(Instructions to follow): Below are the records; pull every line that includes "this".

start Provided information

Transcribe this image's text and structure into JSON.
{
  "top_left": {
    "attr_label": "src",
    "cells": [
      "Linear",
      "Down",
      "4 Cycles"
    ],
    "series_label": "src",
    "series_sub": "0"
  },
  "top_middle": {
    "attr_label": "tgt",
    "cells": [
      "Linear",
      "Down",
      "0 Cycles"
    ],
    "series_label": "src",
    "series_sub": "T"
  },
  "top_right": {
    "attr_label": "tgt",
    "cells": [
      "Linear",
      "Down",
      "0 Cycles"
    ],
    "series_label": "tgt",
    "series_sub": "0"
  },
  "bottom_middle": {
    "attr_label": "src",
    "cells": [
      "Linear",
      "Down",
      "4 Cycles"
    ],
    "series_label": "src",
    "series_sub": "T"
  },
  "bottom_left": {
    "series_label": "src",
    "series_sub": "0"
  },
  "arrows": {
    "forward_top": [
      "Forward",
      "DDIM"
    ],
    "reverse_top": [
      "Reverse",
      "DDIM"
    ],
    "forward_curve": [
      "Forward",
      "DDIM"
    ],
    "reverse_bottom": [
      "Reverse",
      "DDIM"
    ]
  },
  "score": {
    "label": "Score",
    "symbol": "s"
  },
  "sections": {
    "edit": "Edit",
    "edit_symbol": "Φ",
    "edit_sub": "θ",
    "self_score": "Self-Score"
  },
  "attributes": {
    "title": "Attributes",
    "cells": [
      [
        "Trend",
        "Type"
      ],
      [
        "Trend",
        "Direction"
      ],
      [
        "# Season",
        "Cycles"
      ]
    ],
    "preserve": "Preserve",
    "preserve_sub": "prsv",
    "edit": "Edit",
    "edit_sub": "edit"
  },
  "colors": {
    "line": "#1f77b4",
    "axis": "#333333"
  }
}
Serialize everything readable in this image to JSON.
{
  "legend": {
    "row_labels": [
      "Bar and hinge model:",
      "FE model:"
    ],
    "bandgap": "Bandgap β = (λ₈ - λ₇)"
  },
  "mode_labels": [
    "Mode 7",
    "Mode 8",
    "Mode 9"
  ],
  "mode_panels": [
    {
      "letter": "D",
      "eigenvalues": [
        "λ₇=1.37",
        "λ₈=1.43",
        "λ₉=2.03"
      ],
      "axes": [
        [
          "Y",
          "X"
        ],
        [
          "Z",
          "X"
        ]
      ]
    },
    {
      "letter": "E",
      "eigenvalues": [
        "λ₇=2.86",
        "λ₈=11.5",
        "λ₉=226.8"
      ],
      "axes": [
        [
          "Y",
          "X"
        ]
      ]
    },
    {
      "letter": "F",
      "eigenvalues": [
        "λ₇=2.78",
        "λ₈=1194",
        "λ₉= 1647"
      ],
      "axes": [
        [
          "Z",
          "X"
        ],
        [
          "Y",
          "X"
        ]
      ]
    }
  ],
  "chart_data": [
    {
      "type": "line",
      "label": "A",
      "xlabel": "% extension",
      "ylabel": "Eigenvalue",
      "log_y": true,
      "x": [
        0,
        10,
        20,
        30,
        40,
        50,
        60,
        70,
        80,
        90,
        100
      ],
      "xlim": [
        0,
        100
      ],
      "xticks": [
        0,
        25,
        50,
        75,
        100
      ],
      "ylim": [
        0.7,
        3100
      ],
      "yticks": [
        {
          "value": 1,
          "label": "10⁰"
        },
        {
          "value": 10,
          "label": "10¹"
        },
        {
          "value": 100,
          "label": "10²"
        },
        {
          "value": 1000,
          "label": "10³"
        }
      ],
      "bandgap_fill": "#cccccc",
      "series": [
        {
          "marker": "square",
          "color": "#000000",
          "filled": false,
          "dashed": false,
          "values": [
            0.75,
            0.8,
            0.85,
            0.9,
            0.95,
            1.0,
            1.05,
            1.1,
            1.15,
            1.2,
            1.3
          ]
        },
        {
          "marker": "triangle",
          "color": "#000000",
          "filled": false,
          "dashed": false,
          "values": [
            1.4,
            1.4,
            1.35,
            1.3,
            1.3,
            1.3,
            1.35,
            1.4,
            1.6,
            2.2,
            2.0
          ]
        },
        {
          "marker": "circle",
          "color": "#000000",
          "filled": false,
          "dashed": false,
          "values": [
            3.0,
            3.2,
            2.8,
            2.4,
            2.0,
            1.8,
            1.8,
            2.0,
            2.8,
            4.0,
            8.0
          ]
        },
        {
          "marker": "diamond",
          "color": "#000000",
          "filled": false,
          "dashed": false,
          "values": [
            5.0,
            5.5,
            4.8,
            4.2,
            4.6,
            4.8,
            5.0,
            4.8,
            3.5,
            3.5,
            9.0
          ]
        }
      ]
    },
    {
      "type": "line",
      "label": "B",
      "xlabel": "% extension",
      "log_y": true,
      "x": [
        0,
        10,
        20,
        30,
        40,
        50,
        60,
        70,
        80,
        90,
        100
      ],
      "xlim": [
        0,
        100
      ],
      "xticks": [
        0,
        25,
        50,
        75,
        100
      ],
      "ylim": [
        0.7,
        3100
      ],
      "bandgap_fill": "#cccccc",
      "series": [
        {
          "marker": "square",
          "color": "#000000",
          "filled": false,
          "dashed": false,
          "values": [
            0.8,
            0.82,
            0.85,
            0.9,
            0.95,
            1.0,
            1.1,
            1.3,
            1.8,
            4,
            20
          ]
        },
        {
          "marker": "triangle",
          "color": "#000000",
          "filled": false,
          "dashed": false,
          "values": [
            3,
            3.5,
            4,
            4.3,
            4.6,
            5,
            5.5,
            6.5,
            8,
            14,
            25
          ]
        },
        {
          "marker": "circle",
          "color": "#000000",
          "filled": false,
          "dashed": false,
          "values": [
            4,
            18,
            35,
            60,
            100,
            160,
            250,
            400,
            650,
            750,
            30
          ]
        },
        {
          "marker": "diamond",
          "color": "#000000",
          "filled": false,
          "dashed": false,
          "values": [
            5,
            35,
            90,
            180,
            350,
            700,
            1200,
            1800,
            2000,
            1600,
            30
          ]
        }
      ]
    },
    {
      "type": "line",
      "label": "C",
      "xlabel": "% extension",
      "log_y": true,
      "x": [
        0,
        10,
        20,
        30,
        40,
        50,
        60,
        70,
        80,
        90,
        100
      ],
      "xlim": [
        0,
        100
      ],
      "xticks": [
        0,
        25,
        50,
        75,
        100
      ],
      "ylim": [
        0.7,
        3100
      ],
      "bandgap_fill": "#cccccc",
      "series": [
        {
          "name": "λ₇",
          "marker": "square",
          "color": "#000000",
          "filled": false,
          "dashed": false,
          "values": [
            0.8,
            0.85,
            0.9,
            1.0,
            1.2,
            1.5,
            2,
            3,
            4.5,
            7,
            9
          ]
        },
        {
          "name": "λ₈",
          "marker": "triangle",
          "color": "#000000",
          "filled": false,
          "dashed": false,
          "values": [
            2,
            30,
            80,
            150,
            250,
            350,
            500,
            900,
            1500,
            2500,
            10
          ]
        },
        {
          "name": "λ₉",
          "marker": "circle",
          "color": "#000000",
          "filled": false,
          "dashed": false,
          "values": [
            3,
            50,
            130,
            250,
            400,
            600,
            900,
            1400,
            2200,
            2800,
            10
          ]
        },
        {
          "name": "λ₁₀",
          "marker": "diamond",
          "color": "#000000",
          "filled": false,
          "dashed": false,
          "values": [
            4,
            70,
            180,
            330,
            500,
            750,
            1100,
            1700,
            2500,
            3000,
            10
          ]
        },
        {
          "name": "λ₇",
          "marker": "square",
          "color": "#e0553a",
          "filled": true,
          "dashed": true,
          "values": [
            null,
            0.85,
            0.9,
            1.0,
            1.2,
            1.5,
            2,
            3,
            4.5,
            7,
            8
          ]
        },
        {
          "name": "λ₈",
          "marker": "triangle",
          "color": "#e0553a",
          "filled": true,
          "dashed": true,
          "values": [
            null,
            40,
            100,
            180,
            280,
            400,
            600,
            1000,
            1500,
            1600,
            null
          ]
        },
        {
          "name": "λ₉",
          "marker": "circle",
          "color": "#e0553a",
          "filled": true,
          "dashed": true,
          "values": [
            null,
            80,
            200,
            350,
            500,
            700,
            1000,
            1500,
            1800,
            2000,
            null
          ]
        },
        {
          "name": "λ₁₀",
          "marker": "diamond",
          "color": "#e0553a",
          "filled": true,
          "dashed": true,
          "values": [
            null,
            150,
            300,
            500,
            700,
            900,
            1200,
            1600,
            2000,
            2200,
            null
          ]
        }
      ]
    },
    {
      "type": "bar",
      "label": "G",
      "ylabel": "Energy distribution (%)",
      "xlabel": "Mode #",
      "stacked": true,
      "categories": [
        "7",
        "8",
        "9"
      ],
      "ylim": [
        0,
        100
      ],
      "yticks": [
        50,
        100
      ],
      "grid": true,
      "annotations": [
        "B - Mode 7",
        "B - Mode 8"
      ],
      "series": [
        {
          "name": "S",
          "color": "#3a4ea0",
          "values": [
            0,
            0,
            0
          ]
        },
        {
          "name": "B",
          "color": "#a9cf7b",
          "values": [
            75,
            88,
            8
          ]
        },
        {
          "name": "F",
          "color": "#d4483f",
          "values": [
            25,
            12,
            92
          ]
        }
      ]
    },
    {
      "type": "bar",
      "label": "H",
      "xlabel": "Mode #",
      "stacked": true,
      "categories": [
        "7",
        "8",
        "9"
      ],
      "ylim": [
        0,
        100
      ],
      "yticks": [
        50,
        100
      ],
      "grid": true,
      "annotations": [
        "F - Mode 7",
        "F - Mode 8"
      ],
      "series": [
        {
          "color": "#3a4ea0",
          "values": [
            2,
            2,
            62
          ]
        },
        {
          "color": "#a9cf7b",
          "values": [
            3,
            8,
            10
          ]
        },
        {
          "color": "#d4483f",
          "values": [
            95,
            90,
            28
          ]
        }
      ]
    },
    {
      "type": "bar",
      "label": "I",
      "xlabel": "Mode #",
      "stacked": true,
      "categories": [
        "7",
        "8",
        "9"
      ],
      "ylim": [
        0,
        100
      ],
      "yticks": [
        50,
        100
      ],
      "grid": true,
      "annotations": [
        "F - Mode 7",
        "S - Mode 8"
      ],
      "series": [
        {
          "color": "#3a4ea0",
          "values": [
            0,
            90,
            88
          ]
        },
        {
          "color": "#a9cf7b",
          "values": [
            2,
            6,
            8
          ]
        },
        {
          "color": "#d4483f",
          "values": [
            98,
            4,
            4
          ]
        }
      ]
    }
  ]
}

end Provided information

(Output of the exercise):
Transcribe this image's text and structure into JSON.
Serialize everything readable in this image to JSON.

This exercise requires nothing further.